* ABOUT THIS TASK: Whenever a line in this data holds the word "bottom", report that line in full.

DATA IN THIS EXERCISE Block Start

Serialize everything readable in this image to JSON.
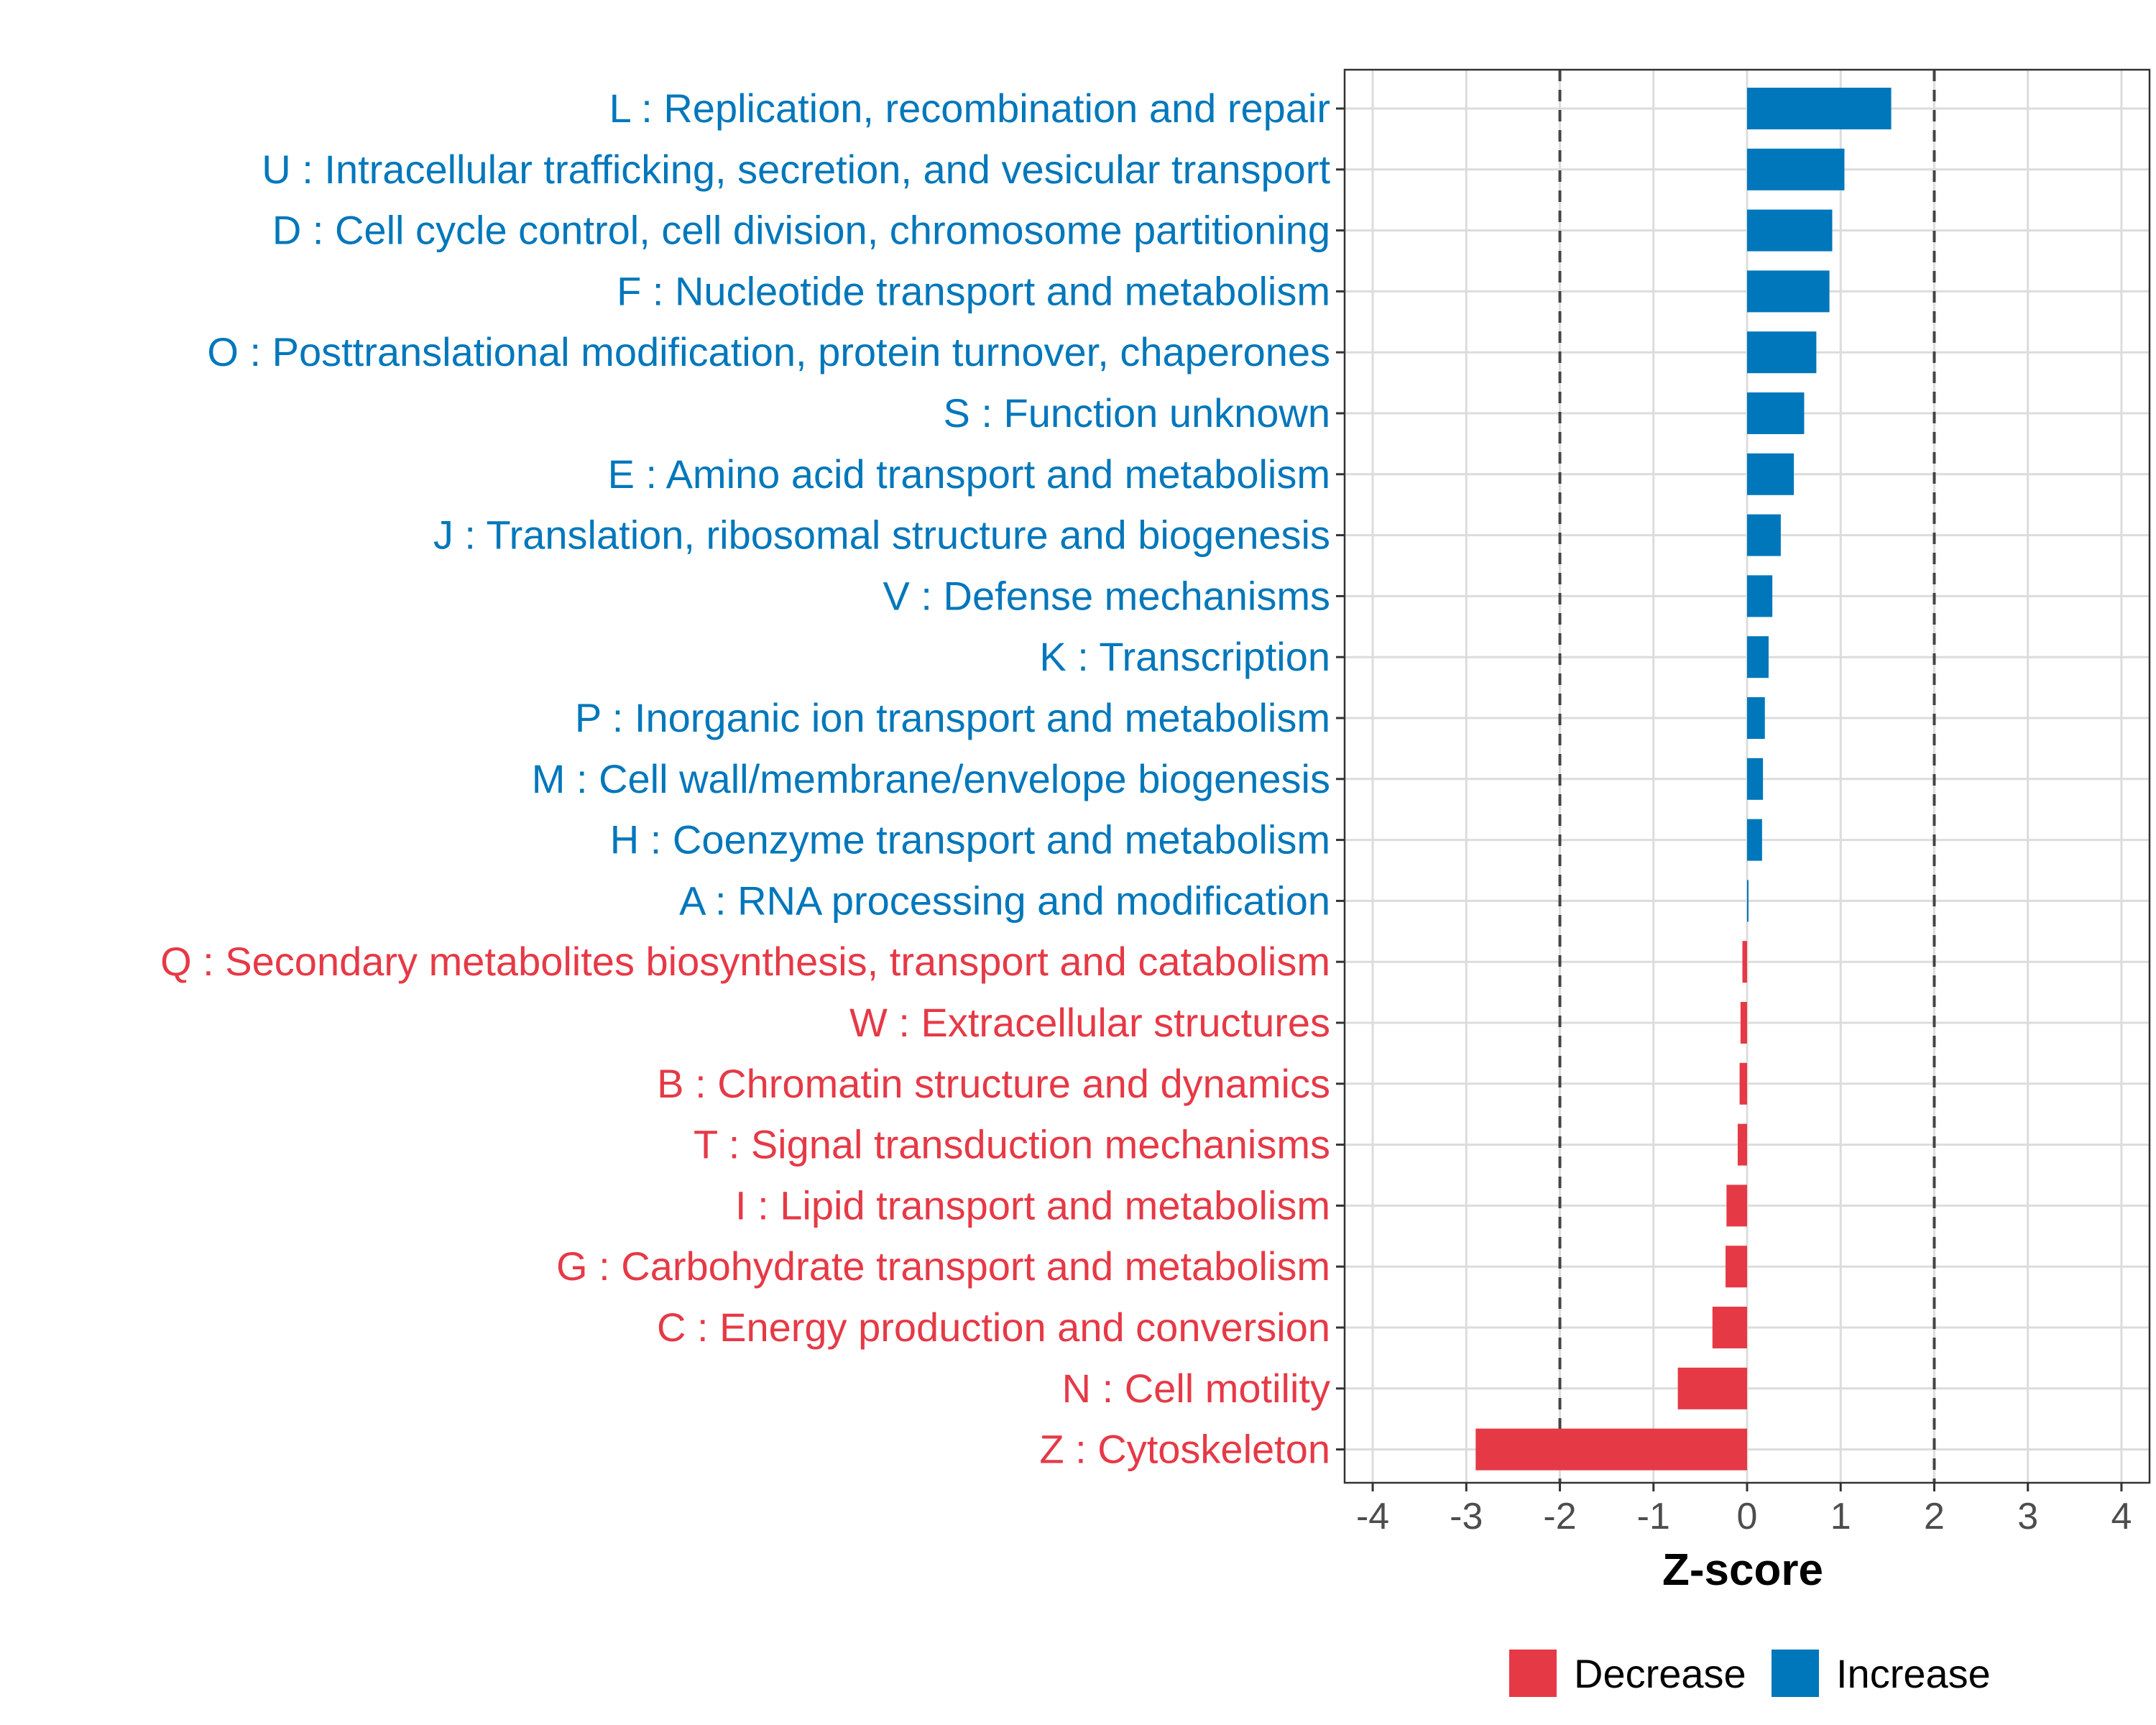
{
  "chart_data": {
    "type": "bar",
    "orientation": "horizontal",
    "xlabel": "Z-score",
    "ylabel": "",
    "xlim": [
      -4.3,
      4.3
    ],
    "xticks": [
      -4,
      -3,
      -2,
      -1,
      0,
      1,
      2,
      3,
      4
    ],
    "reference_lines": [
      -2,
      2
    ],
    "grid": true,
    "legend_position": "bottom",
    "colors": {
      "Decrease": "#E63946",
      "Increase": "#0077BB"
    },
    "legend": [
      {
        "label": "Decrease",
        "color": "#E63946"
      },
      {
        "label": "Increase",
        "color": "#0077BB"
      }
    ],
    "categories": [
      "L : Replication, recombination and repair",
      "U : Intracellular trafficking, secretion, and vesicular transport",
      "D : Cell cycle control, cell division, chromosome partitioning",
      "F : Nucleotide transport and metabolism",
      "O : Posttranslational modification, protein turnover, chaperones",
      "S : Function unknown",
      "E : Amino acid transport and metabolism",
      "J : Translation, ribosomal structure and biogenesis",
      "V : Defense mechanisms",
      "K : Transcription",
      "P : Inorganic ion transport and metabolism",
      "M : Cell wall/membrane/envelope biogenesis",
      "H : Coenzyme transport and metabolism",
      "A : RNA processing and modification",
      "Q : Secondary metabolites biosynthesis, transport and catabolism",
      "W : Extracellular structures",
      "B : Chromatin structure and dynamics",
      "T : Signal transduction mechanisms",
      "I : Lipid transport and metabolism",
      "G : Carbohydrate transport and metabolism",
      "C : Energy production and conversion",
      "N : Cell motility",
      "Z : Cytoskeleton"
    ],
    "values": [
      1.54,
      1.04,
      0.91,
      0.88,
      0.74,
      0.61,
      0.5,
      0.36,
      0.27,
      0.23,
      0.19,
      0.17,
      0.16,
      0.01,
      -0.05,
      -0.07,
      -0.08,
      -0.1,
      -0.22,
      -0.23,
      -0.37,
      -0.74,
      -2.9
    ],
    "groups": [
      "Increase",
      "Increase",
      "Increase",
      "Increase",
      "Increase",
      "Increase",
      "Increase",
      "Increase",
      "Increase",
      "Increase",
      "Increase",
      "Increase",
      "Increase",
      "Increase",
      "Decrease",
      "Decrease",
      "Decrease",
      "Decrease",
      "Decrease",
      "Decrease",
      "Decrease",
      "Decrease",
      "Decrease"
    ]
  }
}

DATA IN THIS EXERCISE Block End
DATA IN THIS EXERCISE Block Start

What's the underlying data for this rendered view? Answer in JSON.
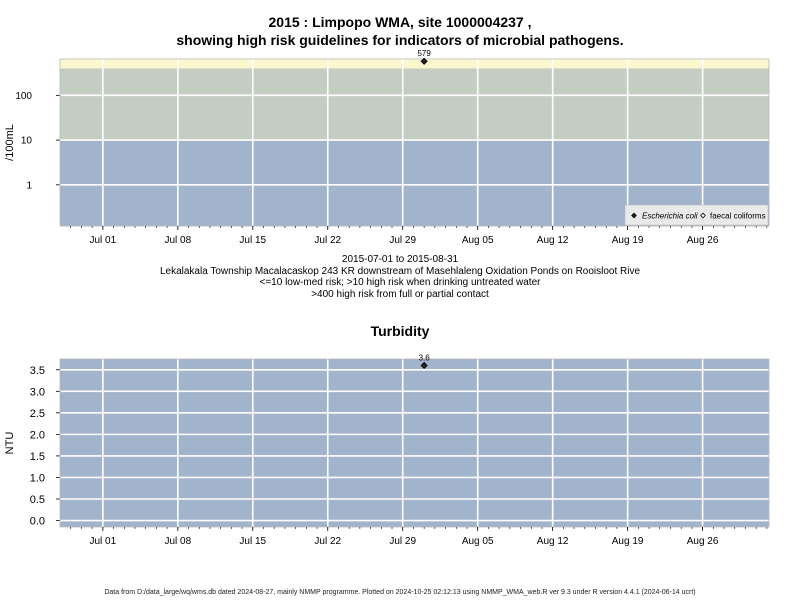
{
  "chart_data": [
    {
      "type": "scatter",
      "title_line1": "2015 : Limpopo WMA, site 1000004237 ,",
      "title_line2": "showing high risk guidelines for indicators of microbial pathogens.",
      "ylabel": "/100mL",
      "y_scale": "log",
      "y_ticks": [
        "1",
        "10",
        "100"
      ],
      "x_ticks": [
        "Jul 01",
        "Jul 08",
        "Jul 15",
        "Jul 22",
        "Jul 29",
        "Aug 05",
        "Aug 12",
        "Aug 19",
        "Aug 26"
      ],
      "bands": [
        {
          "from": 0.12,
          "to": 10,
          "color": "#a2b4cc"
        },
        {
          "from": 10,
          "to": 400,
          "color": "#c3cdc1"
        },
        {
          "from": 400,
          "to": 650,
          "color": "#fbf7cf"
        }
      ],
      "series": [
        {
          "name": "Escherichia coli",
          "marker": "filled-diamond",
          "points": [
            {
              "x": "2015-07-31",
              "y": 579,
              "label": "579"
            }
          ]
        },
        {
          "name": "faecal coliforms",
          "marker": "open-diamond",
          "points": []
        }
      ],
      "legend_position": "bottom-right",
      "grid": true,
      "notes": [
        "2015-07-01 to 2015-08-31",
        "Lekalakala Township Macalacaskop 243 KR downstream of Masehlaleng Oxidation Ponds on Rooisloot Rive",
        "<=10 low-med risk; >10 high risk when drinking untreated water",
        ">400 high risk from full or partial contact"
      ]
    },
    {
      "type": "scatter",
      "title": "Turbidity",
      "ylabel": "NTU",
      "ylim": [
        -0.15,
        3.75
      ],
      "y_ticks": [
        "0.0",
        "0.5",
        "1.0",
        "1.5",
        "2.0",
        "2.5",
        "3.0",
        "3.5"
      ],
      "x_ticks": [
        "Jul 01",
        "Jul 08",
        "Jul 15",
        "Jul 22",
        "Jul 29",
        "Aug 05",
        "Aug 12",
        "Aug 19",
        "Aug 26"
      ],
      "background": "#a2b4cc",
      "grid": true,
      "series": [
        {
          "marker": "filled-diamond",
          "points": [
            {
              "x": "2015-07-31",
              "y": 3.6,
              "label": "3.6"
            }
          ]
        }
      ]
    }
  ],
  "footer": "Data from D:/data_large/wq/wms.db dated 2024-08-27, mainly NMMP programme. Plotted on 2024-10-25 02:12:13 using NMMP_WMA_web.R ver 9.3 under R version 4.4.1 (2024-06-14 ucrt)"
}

DATA IN THIS EXERCISE Block End

* SOLUTION TO THIS EXERCISE:
    "legend_position": "bottom",
      "legend_position": "bottom-right",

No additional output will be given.